**What you will do:**
Give a verbatim copy of the lines below, minus the pictures.

**Materials provided:**
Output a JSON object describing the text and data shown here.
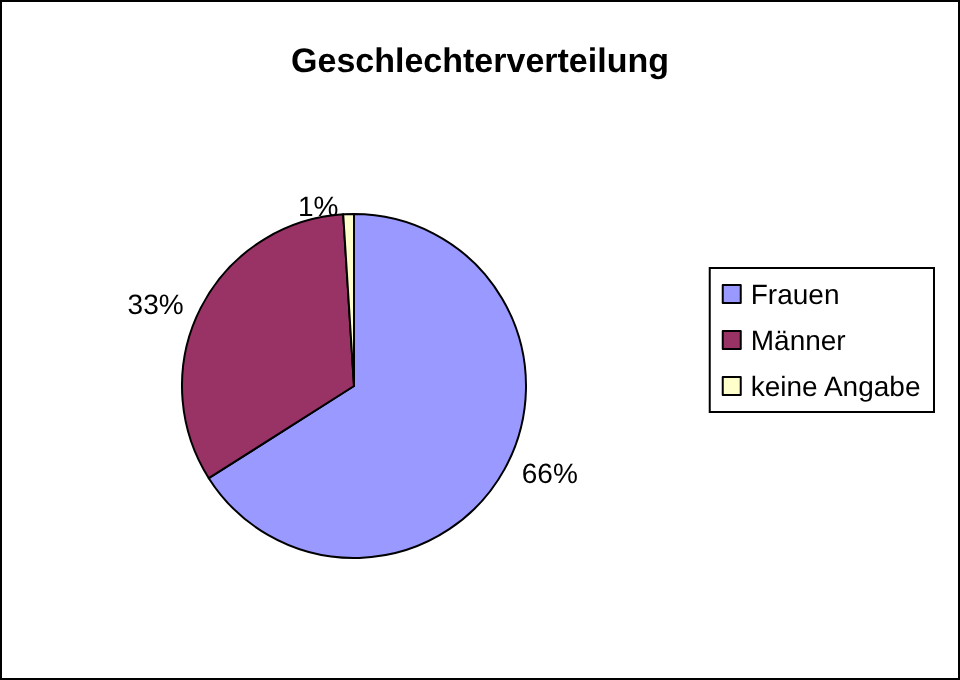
{
  "chart_data": {
    "type": "pie",
    "title": "Geschlechterverteilung",
    "categories": [
      "Frauen",
      "Männer",
      "keine Angabe"
    ],
    "values": [
      66,
      33,
      1
    ],
    "colors": [
      "#9999ff",
      "#993366",
      "#ffffcc"
    ],
    "value_labels": [
      "66%",
      "33%",
      "1%"
    ],
    "legend": "right"
  }
}
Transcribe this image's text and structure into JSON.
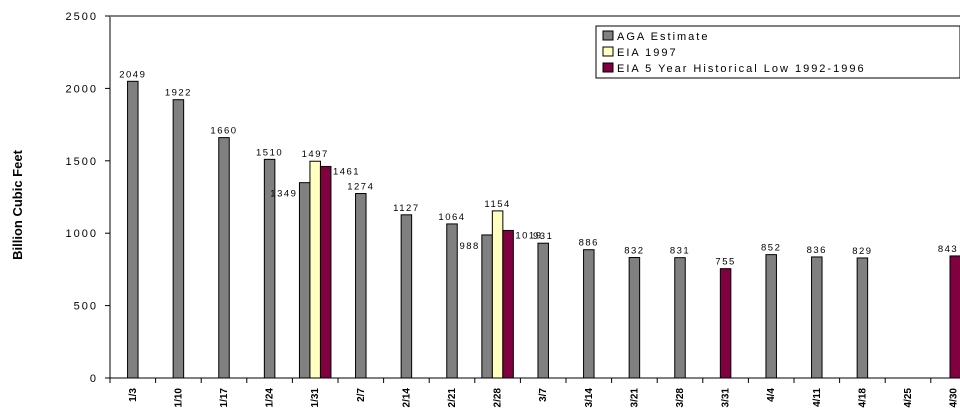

**Task answer:**
Output a JSON object describing the text and data shown here.
{
  "chart_data": {
    "type": "pie",
    "title": "Geschlechterverteilung",
    "categories": [
      "Frauen",
      "Männer",
      "keine Angabe"
    ],
    "values": [
      66,
      33,
      1
    ],
    "colors": [
      "#9999ff",
      "#993366",
      "#ffffcc"
    ],
    "value_labels": [
      "66%",
      "33%",
      "1%"
    ],
    "legend": "right"
  }
}
Transcribe this image's text and structure into JSON.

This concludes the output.